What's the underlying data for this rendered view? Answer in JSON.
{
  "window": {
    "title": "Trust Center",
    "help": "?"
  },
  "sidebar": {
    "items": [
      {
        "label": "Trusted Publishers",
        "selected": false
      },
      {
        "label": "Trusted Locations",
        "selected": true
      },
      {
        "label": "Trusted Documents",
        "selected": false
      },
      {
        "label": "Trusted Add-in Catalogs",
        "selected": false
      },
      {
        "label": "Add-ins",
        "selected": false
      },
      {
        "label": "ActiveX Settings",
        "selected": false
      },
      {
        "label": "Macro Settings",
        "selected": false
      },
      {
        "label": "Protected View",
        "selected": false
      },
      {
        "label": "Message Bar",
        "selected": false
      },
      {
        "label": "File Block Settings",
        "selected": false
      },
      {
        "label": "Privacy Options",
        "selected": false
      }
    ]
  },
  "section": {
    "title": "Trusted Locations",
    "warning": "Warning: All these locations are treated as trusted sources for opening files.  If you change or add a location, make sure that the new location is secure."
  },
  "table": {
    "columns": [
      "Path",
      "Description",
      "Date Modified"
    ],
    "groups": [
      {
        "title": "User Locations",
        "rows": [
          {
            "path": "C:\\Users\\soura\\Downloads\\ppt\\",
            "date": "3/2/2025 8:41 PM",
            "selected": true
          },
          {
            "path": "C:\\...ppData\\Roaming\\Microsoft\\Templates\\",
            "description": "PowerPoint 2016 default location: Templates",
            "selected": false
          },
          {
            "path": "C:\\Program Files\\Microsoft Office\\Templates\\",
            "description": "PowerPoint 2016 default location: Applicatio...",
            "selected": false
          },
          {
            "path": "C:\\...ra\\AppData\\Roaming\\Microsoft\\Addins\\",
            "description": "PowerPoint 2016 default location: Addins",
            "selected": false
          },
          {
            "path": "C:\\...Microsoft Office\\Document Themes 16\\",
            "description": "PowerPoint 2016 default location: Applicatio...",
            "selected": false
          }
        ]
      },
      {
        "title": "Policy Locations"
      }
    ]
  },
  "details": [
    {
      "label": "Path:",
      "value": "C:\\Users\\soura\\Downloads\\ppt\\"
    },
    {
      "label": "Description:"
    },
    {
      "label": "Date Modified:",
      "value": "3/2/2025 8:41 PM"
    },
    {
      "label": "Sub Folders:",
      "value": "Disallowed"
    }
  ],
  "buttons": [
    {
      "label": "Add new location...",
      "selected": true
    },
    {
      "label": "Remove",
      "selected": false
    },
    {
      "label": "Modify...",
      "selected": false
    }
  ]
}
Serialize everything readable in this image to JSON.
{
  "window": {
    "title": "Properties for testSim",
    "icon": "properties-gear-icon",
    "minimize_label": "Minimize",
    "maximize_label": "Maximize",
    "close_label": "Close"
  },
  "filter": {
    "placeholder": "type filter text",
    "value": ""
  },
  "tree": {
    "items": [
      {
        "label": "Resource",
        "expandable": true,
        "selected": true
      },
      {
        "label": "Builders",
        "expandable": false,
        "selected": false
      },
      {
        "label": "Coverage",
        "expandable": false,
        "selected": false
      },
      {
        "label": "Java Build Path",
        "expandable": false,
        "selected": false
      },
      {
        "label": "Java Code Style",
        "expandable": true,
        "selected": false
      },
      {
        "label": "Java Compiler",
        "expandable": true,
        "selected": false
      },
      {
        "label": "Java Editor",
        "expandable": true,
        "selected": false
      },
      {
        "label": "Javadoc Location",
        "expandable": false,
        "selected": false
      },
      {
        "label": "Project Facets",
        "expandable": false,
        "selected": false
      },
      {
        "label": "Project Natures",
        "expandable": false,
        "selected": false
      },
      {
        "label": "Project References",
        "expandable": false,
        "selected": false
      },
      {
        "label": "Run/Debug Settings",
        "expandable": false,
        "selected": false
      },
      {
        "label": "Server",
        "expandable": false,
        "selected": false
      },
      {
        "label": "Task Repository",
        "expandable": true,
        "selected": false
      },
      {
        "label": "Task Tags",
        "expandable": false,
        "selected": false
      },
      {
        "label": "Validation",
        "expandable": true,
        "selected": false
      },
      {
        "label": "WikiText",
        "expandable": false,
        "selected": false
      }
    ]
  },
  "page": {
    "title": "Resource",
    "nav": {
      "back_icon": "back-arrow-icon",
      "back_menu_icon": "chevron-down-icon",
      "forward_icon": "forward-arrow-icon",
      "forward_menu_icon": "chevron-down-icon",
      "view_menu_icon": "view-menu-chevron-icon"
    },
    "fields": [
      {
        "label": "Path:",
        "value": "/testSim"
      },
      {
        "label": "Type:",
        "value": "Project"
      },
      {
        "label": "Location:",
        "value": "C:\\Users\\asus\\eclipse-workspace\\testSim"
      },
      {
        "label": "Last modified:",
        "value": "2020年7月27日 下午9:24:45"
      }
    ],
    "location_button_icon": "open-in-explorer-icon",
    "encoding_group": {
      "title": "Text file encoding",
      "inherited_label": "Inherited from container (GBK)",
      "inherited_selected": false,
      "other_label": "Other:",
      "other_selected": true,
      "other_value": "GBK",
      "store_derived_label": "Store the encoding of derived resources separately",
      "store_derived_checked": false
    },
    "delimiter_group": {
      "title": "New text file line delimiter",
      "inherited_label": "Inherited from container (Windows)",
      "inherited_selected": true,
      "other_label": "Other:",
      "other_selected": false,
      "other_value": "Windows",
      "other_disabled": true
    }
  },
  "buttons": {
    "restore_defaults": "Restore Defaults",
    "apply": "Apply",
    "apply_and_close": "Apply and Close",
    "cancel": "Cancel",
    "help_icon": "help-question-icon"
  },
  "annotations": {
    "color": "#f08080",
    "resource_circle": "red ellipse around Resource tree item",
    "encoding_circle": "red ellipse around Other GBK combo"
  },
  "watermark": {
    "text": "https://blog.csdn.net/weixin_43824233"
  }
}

++++++

JOB: Scan the material above for the string "Roaming" and report each line where you find it.

TASK RESPONSE:
            "path": "C:\\...ppData\\Roaming\\Microsoft\\Templates\\",
            "path": "C:\\...ra\\AppData\\Roaming\\Microsoft\\Addins\\",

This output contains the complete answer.